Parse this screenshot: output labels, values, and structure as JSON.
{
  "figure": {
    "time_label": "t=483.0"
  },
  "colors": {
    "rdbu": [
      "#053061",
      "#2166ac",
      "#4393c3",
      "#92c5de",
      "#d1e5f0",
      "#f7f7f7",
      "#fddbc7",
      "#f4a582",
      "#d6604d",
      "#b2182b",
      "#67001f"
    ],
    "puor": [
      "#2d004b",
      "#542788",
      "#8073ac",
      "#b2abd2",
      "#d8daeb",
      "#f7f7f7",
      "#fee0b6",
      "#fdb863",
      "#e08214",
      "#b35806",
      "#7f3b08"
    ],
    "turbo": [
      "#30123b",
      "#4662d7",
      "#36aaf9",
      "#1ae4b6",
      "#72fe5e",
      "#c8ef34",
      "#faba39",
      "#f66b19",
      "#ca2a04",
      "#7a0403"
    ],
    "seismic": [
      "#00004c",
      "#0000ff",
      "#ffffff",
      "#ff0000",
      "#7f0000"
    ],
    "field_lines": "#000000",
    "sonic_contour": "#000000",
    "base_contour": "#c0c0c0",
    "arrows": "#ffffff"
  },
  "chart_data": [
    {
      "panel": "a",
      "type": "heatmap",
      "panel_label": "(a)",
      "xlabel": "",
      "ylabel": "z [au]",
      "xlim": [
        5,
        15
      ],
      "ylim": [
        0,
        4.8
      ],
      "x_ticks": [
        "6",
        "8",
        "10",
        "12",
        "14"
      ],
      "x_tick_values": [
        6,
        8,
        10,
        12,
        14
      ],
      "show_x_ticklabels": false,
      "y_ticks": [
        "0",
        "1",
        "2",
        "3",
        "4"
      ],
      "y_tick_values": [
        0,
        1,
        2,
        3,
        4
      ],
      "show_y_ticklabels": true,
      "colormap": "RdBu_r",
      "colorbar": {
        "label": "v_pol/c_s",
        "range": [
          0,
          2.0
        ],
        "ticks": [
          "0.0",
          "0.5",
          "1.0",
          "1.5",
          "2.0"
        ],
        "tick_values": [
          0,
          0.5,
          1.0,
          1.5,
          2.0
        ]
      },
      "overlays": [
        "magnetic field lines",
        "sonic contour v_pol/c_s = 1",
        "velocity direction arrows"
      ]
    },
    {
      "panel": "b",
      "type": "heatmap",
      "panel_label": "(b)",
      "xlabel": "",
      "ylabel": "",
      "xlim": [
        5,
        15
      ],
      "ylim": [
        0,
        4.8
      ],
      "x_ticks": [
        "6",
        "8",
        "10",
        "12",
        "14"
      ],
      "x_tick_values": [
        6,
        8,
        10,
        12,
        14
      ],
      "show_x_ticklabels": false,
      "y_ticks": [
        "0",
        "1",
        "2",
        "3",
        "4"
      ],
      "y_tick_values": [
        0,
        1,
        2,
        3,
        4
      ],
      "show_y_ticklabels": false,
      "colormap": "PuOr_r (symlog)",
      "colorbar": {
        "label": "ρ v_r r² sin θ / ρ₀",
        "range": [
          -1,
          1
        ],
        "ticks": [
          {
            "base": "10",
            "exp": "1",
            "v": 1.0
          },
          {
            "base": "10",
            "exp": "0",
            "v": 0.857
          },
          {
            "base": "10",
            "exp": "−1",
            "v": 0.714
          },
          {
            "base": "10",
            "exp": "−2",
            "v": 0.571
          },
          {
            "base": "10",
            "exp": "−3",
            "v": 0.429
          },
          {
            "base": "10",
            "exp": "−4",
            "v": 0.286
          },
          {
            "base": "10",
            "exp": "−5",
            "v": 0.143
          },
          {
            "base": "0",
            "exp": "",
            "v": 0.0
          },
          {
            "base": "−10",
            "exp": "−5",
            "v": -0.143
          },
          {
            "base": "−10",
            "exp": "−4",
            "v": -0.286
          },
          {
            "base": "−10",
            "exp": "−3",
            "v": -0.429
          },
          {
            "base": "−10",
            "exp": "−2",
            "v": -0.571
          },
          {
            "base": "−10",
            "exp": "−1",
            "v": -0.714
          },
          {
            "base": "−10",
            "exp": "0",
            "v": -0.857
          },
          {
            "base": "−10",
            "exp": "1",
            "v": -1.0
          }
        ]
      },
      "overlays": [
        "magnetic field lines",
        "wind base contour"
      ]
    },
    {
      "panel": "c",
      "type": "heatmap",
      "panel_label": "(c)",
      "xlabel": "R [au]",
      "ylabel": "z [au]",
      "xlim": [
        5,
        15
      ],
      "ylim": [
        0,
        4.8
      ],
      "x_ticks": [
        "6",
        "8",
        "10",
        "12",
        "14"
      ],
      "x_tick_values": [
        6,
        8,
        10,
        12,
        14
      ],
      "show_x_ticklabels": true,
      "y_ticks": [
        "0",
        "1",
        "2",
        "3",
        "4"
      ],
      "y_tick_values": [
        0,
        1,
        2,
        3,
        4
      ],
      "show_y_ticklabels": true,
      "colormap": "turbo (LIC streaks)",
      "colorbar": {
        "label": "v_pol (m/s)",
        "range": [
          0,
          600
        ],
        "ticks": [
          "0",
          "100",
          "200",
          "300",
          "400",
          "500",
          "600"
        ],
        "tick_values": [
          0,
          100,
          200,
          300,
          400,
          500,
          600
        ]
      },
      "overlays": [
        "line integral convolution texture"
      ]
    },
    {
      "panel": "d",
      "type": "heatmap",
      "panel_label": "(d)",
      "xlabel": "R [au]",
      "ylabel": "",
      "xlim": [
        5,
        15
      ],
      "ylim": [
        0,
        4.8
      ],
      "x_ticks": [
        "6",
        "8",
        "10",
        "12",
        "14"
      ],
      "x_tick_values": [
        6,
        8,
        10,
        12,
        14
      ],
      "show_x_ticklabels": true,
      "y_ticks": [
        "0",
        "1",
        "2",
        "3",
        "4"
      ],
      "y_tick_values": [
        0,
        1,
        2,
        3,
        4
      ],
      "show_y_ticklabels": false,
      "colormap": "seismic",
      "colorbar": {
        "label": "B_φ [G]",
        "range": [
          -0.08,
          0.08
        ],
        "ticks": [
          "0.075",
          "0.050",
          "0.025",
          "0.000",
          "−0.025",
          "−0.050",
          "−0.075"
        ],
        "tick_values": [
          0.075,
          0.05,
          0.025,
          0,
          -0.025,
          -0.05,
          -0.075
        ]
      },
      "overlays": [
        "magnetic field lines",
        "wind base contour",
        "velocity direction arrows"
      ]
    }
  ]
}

|---|

**What the task requires**
Exactly as shown, repeat every record.

**Finished task**
Parse this screenshot: output labels, values, and structure as JSON.
{
  "figure": {
    "time_label": "t=483.0"
  },
  "colors": {
    "rdbu": [
      "#053061",
      "#2166ac",
      "#4393c3",
      "#92c5de",
      "#d1e5f0",
      "#f7f7f7",
      "#fddbc7",
      "#f4a582",
      "#d6604d",
      "#b2182b",
      "#67001f"
    ],
    "puor": [
      "#2d004b",
      "#542788",
      "#8073ac",
      "#b2abd2",
      "#d8daeb",
      "#f7f7f7",
      "#fee0b6",
      "#fdb863",
      "#e08214",
      "#b35806",
      "#7f3b08"
    ],
    "turbo": [
      "#30123b",
      "#4662d7",
      "#36aaf9",
      "#1ae4b6",
      "#72fe5e",
      "#c8ef34",
      "#faba39",
      "#f66b19",
      "#ca2a04",
      "#7a0403"
    ],
    "seismic": [
      "#00004c",
      "#0000ff",
      "#ffffff",
      "#ff0000",
      "#7f0000"
    ],
    "field_lines": "#000000",
    "sonic_contour": "#000000",
    "base_contour": "#c0c0c0",
    "arrows": "#ffffff"
  },
  "chart_data": [
    {
      "panel": "a",
      "type": "heatmap",
      "panel_label": "(a)",
      "xlabel": "",
      "ylabel": "z [au]",
      "xlim": [
        5,
        15
      ],
      "ylim": [
        0,
        4.8
      ],
      "x_ticks": [
        "6",
        "8",
        "10",
        "12",
        "14"
      ],
      "x_tick_values": [
        6,
        8,
        10,
        12,
        14
      ],
      "show_x_ticklabels": false,
      "y_ticks": [
        "0",
        "1",
        "2",
        "3",
        "4"
      ],
      "y_tick_values": [
        0,
        1,
        2,
        3,
        4
      ],
      "show_y_ticklabels": true,
      "colormap": "RdBu_r",
      "colorbar": {
        "label": "v_pol/c_s",
        "range": [
          0,
          2.0
        ],
        "ticks": [
          "0.0",
          "0.5",
          "1.0",
          "1.5",
          "2.0"
        ],
        "tick_values": [
          0,
          0.5,
          1.0,
          1.5,
          2.0
        ]
      },
      "overlays": [
        "magnetic field lines",
        "sonic contour v_pol/c_s = 1",
        "velocity direction arrows"
      ]
    },
    {
      "panel": "b",
      "type": "heatmap",
      "panel_label": "(b)",
      "xlabel": "",
      "ylabel": "",
      "xlim": [
        5,
        15
      ],
      "ylim": [
        0,
        4.8
      ],
      "x_ticks": [
        "6",
        "8",
        "10",
        "12",
        "14"
      ],
      "x_tick_values": [
        6,
        8,
        10,
        12,
        14
      ],
      "show_x_ticklabels": false,
      "y_ticks": [
        "0",
        "1",
        "2",
        "3",
        "4"
      ],
      "y_tick_values": [
        0,
        1,
        2,
        3,
        4
      ],
      "show_y_ticklabels": false,
      "colormap": "PuOr_r (symlog)",
      "colorbar": {
        "label": "ρ v_r r² sin θ / ρ₀",
        "range": [
          -1,
          1
        ],
        "ticks": [
          {
            "base": "10",
            "exp": "1",
            "v": 1.0
          },
          {
            "base": "10",
            "exp": "0",
            "v": 0.857
          },
          {
            "base": "10",
            "exp": "−1",
            "v": 0.714
          },
          {
            "base": "10",
            "exp": "−2",
            "v": 0.571
          },
          {
            "base": "10",
            "exp": "−3",
            "v": 0.429
          },
          {
            "base": "10",
            "exp": "−4",
            "v": 0.286
          },
          {
            "base": "10",
            "exp": "−5",
            "v": 0.143
          },
          {
            "base": "0",
            "exp": "",
            "v": 0.0
          },
          {
            "base": "−10",
            "exp": "−5",
            "v": -0.143
          },
          {
            "base": "−10",
            "exp": "−4",
            "v": -0.286
          },
          {
            "base": "−10",
            "exp": "−3",
            "v": -0.429
          },
          {
            "base": "−10",
            "exp": "−2",
            "v": -0.571
          },
          {
            "base": "−10",
            "exp": "−1",
            "v": -0.714
          },
          {
            "base": "−10",
            "exp": "0",
            "v": -0.857
          },
          {
            "base": "−10",
            "exp": "1",
            "v": -1.0
          }
        ]
      },
      "overlays": [
        "magnetic field lines",
        "wind base contour"
      ]
    },
    {
      "panel": "c",
      "type": "heatmap",
      "panel_label": "(c)",
      "xlabel": "R [au]",
      "ylabel": "z [au]",
      "xlim": [
        5,
        15
      ],
      "ylim": [
        0,
        4.8
      ],
      "x_ticks": [
        "6",
        "8",
        "10",
        "12",
        "14"
      ],
      "x_tick_values": [
        6,
        8,
        10,
        12,
        14
      ],
      "show_x_ticklabels": true,
      "y_ticks": [
        "0",
        "1",
        "2",
        "3",
        "4"
      ],
      "y_tick_values": [
        0,
        1,
        2,
        3,
        4
      ],
      "show_y_ticklabels": true,
      "colormap": "turbo (LIC streaks)",
      "colorbar": {
        "label": "v_pol (m/s)",
        "range": [
          0,
          600
        ],
        "ticks": [
          "0",
          "100",
          "200",
          "300",
          "400",
          "500",
          "600"
        ],
        "tick_values": [
          0,
          100,
          200,
          300,
          400,
          500,
          600
        ]
      },
      "overlays": [
        "line integral convolution texture"
      ]
    },
    {
      "panel": "d",
      "type": "heatmap",
      "panel_label": "(d)",
      "xlabel": "R [au]",
      "ylabel": "",
      "xlim": [
        5,
        15
      ],
      "ylim": [
        0,
        4.8
      ],
      "x_ticks": [
        "6",
        "8",
        "10",
        "12",
        "14"
      ],
      "x_tick_values": [
        6,
        8,
        10,
        12,
        14
      ],
      "show_x_ticklabels": true,
      "y_ticks": [
        "0",
        "1",
        "2",
        "3",
        "4"
      ],
      "y_tick_values": [
        0,
        1,
        2,
        3,
        4
      ],
      "show_y_ticklabels": false,
      "colormap": "seismic",
      "colorbar": {
        "label": "B_φ [G]",
        "range": [
          -0.08,
          0.08
        ],
        "ticks": [
          "0.075",
          "0.050",
          "0.025",
          "0.000",
          "−0.025",
          "−0.050",
          "−0.075"
        ],
        "tick_values": [
          0.075,
          0.05,
          0.025,
          0,
          -0.025,
          -0.05,
          -0.075
        ]
      },
      "overlays": [
        "magnetic field lines",
        "wind base contour",
        "velocity direction arrows"
      ]
    }
  ]
}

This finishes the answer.